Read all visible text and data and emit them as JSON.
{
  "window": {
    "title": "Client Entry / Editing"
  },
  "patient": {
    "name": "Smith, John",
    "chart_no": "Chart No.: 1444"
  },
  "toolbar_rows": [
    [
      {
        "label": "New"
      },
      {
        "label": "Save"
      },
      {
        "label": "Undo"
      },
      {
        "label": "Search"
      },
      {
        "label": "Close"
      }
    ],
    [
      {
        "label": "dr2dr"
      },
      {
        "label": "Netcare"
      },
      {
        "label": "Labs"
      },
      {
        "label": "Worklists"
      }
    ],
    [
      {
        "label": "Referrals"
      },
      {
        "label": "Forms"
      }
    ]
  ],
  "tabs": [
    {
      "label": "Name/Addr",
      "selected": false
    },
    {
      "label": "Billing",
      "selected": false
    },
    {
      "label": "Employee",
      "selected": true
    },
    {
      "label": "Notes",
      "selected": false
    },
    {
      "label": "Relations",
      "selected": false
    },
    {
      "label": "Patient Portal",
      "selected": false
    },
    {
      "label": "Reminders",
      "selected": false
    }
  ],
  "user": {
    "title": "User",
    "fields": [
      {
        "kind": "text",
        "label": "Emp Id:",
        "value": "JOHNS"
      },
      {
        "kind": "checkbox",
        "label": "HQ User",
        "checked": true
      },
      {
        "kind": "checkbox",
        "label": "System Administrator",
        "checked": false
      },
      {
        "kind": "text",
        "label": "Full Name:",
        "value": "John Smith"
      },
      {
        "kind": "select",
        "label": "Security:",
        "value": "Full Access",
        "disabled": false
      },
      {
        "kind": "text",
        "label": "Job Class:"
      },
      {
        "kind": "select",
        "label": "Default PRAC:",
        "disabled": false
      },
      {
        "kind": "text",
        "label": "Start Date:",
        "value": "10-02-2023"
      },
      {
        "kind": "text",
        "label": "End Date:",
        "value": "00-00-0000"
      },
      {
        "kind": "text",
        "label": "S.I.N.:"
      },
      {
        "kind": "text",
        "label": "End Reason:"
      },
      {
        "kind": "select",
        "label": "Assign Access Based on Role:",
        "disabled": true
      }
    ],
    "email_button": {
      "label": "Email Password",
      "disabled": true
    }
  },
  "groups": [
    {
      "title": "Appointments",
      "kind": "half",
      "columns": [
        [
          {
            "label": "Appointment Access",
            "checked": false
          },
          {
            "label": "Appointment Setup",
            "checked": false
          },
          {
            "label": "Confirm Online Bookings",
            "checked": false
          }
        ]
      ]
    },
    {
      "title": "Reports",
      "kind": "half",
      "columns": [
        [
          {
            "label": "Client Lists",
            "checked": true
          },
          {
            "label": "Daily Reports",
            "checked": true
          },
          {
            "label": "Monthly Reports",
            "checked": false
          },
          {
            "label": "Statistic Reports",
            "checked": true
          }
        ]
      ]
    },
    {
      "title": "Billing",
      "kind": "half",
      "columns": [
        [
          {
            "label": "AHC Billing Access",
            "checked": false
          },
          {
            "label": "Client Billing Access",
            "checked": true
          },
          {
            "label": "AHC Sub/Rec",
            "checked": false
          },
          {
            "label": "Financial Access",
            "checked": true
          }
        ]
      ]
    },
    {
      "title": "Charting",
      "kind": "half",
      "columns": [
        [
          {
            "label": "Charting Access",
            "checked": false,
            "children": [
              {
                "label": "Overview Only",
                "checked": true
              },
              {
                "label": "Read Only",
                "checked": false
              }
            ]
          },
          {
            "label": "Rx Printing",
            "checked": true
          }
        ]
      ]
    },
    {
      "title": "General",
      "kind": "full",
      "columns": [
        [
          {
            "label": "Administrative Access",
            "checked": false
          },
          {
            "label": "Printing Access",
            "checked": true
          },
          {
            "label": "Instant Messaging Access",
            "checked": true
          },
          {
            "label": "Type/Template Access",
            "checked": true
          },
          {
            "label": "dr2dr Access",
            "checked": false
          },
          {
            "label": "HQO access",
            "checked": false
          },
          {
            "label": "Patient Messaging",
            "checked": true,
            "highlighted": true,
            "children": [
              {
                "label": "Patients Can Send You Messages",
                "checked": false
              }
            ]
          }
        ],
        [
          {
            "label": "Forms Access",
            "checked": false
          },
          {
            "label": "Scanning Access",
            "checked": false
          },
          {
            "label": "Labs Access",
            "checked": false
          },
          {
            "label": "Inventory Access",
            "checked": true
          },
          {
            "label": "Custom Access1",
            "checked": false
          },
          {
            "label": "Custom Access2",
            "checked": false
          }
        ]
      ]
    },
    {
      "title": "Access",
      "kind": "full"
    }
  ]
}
☆ ☆ ☆ ☆
*Task details*
The lines to copy are those in the listing that contain "Messaging".

*Solution*
            "label": "Instant Messaging Access",
            "label": "Patient Messaging",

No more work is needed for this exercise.